:: Goal ::
From the entries that follow, pick out all lines holding "herangetragen".

-- Begin Record extracts --

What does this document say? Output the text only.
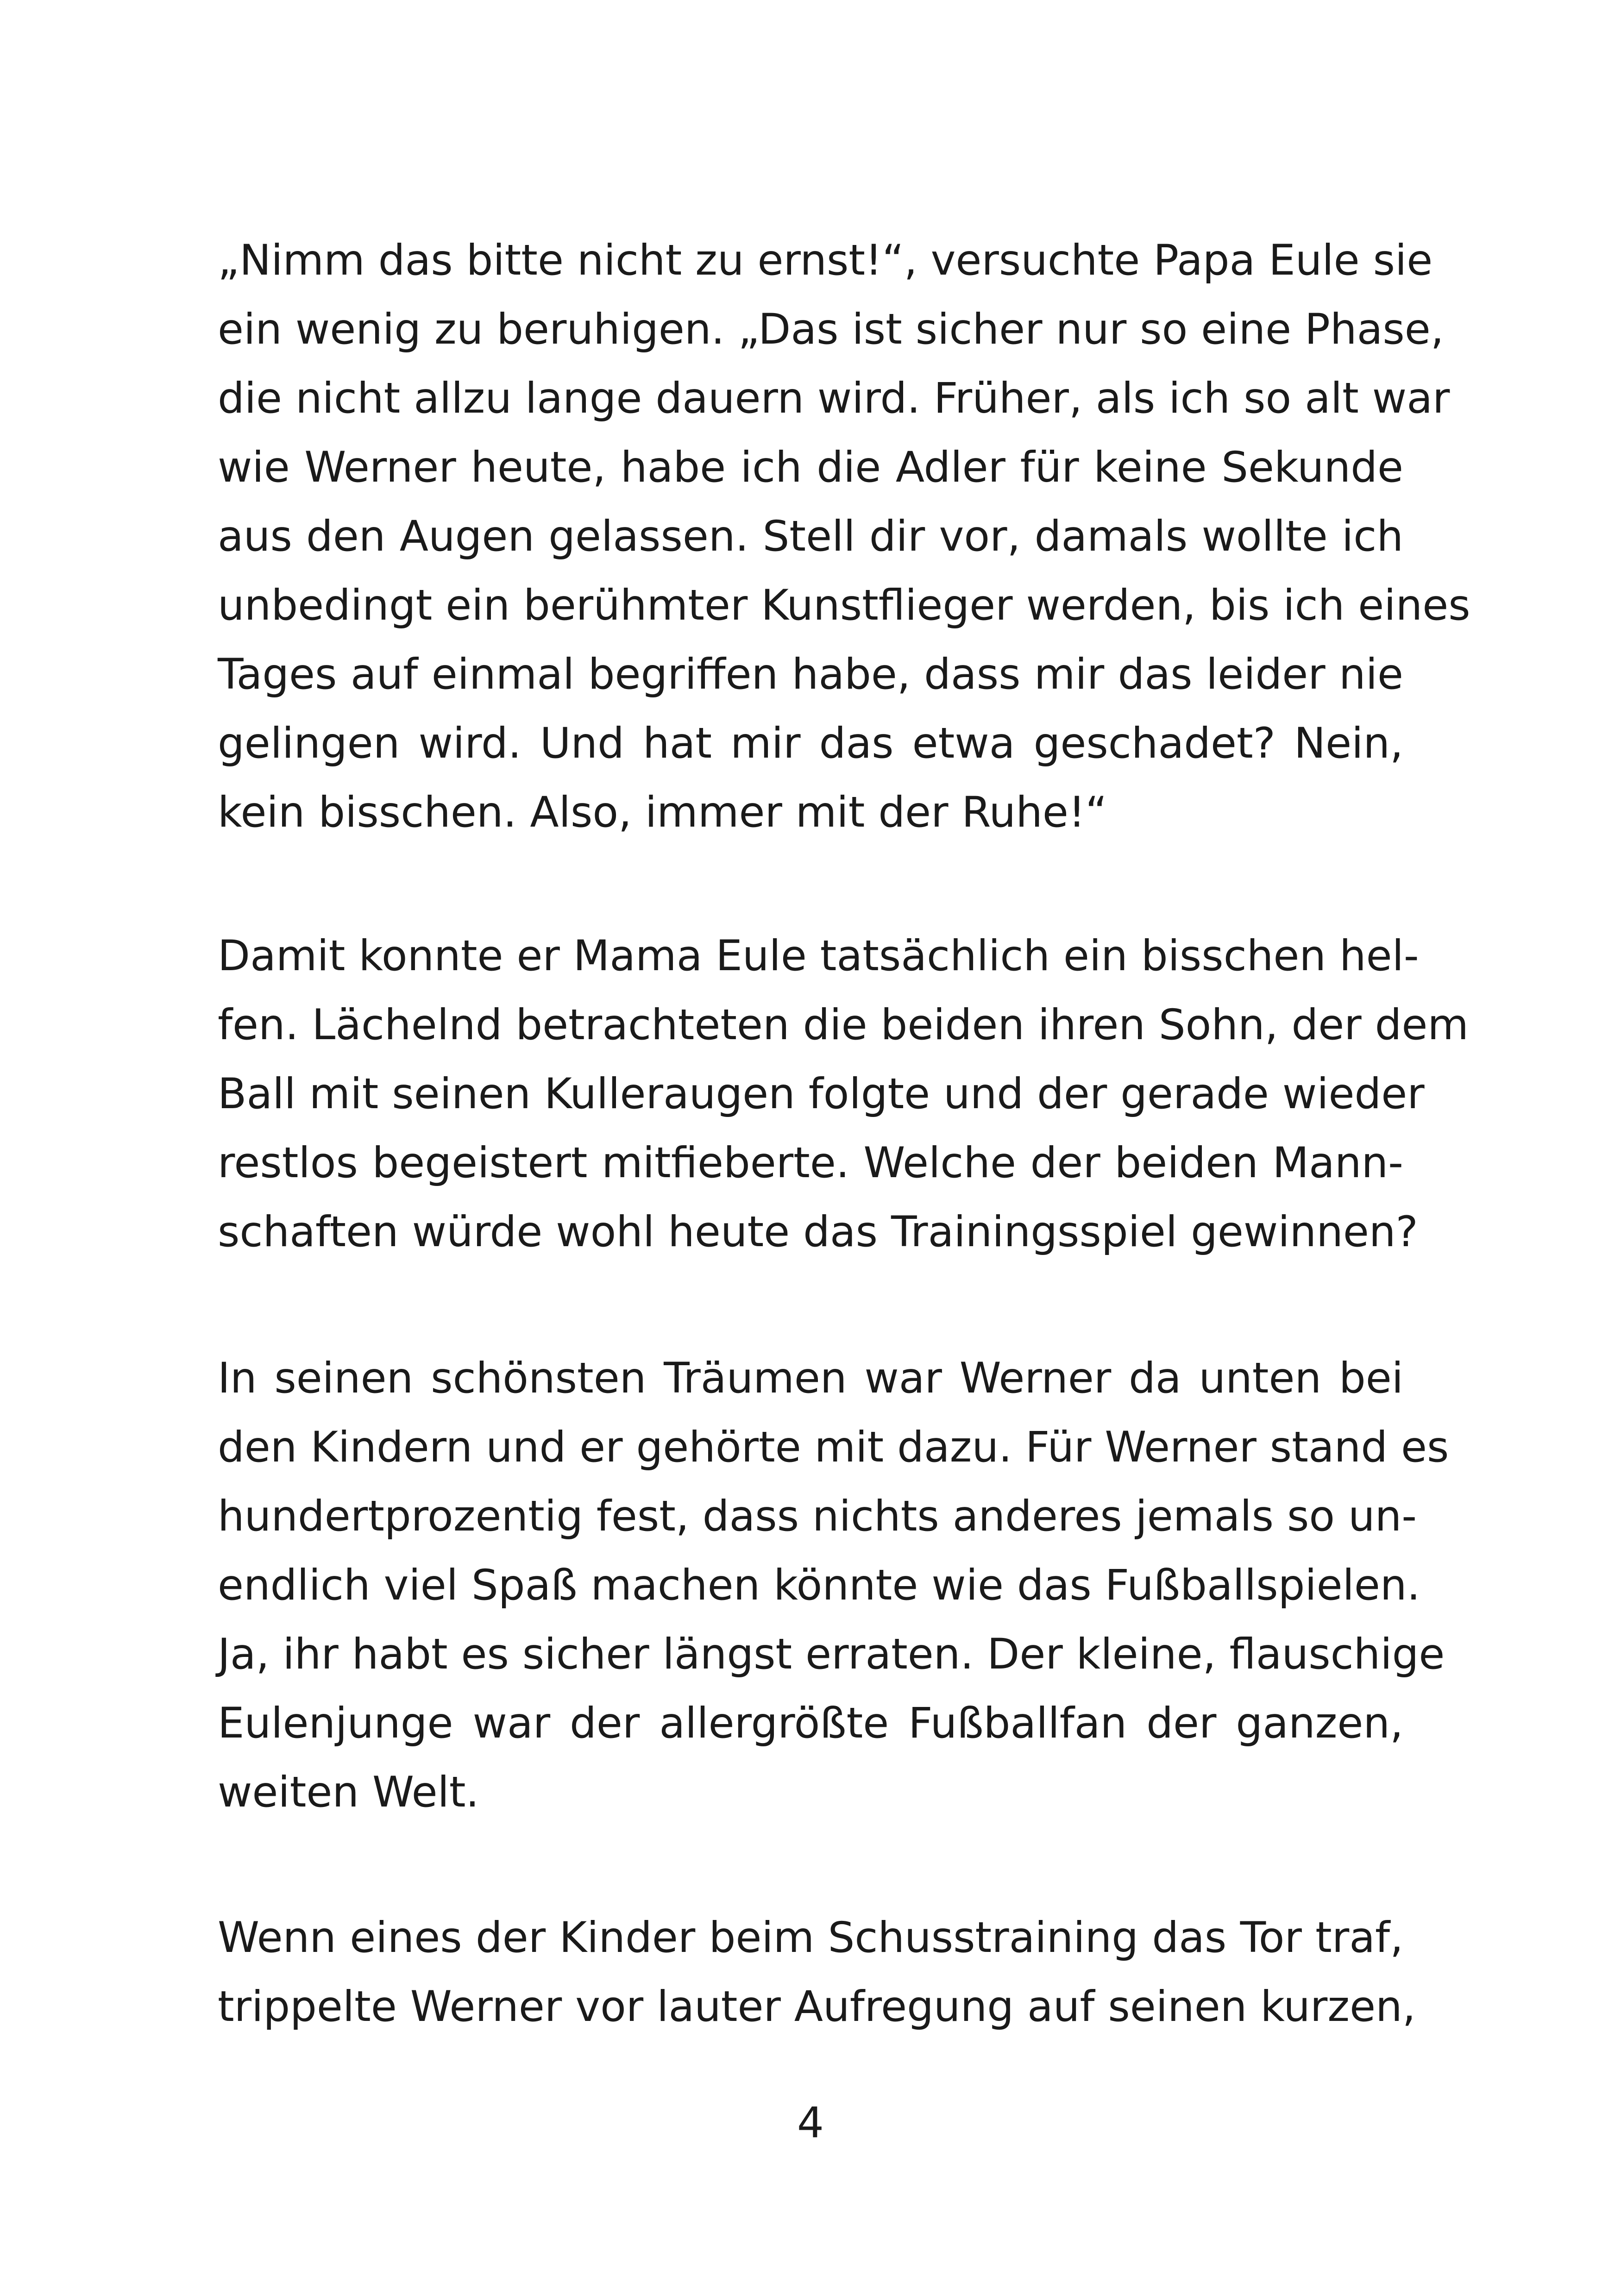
„Nimm das bitte nicht zu ernst!“, versuchte Papa Eule sie
ein wenig zu beruhigen. „Das ist sicher nur so eine Phase,
die nicht allzu lange dauern wird. Früher, als ich so alt war
wie Werner heute, habe ich die Adler für keine Sekunde
aus den Augen gelassen. Stell dir vor, damals wollte ich
unbedingt ein berühmter Kunstflieger werden, bis ich eines
Tages auf einmal begriffen habe, dass mir das leider nie
gelingen wird. Und hat mir das etwa geschadet? Nein,
kein bisschen. Also, immer mit der Ruhe!“
Damit konnte er Mama Eule tatsächlich ein bisschen hel-
fen. Lächelnd betrachteten die beiden ihren Sohn, der dem
Ball mit seinen Kulleraugen folgte und der gerade wieder
restlos begeistert mitfieberte. Welche der beiden Mann-
schaften würde wohl heute das Trainingsspiel gewinnen?
In seinen schönsten Träumen war Werner da unten bei
den Kindern und er gehörte mit dazu. Für Werner stand es
hundertprozentig fest, dass nichts anderes jemals so un-
endlich viel Spaß machen könnte wie das Fußballspielen.
Ja, ihr habt es sicher längst erraten. Der kleine, flauschige
Eulenjunge war der allergrößte Fußballfan der ganzen,
weiten Welt.
Wenn eines der Kinder beim Schusstraining das Tor traf,
trippelte Werner vor lauter Aufregung auf seinen kurzen,
4
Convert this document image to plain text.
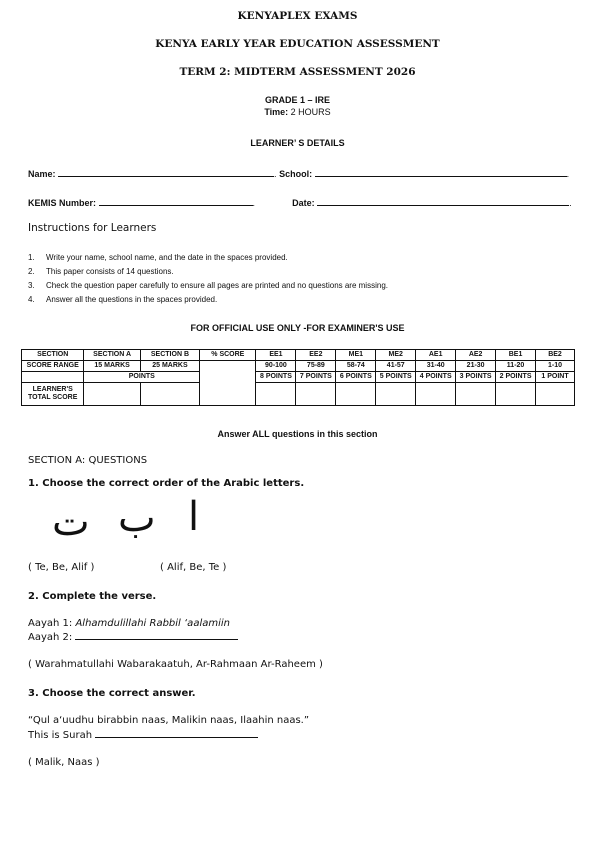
KENYAPLEX EXAMS
KENYA EARLY YEAR EDUCATION ASSESSMENT
TERM 2: MIDTERM ASSESSMENT 2026
GRADE 1 – IRE
Time: 2 HOURS
LEARNER’ S DETAILS
Name:	. School:	.
KEMIS Number:	.	Date:	.
Instructions for Learners
1. Write your name, school name, and the date in the spaces provided.
2. This paper consists of 14 questions.
3. Check the question paper carefully to ensure all pages are printed and no questions are missing.
4. Answer all the questions in the spaces provided.
FOR OFFICIAL USE ONLY -FOR EXAMINER'S USE
SECTION	SECTION A	SECTION B	% SCORE	EE1	EE2	ME1	ME2	AE1	AE2	BE1	BE2
SCORE RANGE	15 MARKS	25 MARKS		90-100	75-89	58-74	41-57	31-40	21-30	11-20	1-10
	POINTS			8 POINTS	7 POINTS	6 POINTS	5 POINTS	4 POINTS	3 POINTS	2 POINTS	1 POINT
LEARNER'S TOTAL SCORE											
Answer ALL questions in this section
SECTION A: QUESTIONS
1. Choose the correct order of the Arabic letters.
ت ب ا
( Te, Be, Alif )	( Alif, Be, Te )
2. Complete the verse.
Aayah 1: Alhamdulillahi Rabbil ‘aalamiin
Aayah 2:
( Warahmatullahi Wabarakaatuh, Ar-Rahmaan Ar-Raheem )
3. Choose the correct answer.
“Qul a‘uudhu birabbin naas, Malikin naas, Ilaahin naas.”
This is Surah
( Malik, Naas )
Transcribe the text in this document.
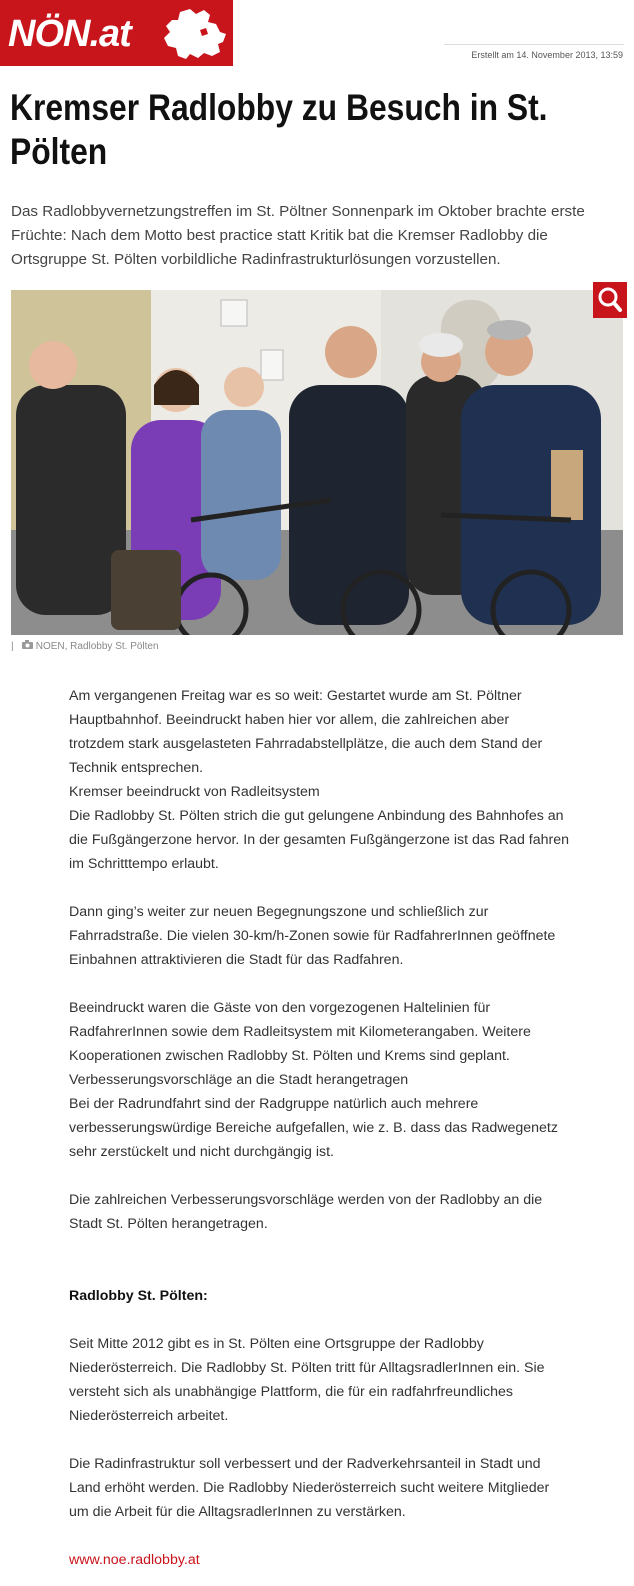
NÖN.at	Erstellt am 14. November 2013, 13:59
Kremser Radlobby zu Besuch in St. Pölten

Das Radlobbyvernetzungstreffen im St. Pöltner Sonnenpark im Oktober brachte erste Früchte: Nach dem Motto best practice statt Kritik bat die Kremser Radlobby die Ortsgruppe St. Pölten vorbildliche Radinfrastrukturlösungen vorzustellen.

|    NOEN, Radlobby St. Pölten

Am vergangenen Freitag war es so weit: Gestartet wurde am St. Pöltner

Hauptbahnhof. Beeindruckt haben hier vor allem, die zahlreichen aber

trotzdem stark ausgelasteten Fahrradabstellplätze, die auch dem Stand der

Technik entsprechen.

Kremser beeindruckt von Radleitsystem

Die Radlobby St. Pölten strich die gut gelungene Anbindung des Bahnhofes an

die Fußgängerzone hervor. In der gesamten Fußgängerzone ist das Rad fahren

im Schritttempo erlaubt.

Dann ging’s weiter zur neuen Begegnungszone und schließlich zur

Fahrradstraße. Die vielen 30-km/h-Zonen sowie für RadfahrerInnen geöffnete

Einbahnen attraktivieren die Stadt für das Radfahren.

Beeindruckt waren die Gäste von den vorgezogenen Haltelinien für

RadfahrerInnen sowie dem Radleitsystem mit Kilometerangaben. Weitere

Kooperationen zwischen Radlobby St. Pölten und Krems sind geplant.

Verbesserungsvorschläge an die Stadt herangetragen

Bei der Radrundfahrt sind der Radgruppe natürlich auch mehrere

verbesserungswürdige Bereiche aufgefallen, wie z. B. dass das Radwegenetz

sehr zerstückelt und nicht durchgängig ist.

Die zahlreichen Verbesserungsvorschläge werden von der Radlobby an die

Stadt St. Pölten herangetragen.

Radlobby St. Pölten:

Seit Mitte 2012 gibt es in St. Pölten eine Ortsgruppe der Radlobby

Niederösterreich. Die Radlobby St. Pölten tritt für AlltagsradlerInnen ein. Sie

versteht sich als unabhängige Plattform, die für ein radfahrfreundliches

Niederösterreich arbeitet.

Die Radinfrastruktur soll verbessert und der Radverkehrsanteil in Stadt und

Land erhöht werden. Die Radlobby Niederösterreich sucht weitere Mitglieder

um die Arbeit für die AlltagsradlerInnen zu verstärken.

www.noe.radlobby.at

-- End Record extracts --

:: Result for this task ::
Verbesserungsvorschläge an die Stadt herangetragen
Stadt St. Pölten herangetragen.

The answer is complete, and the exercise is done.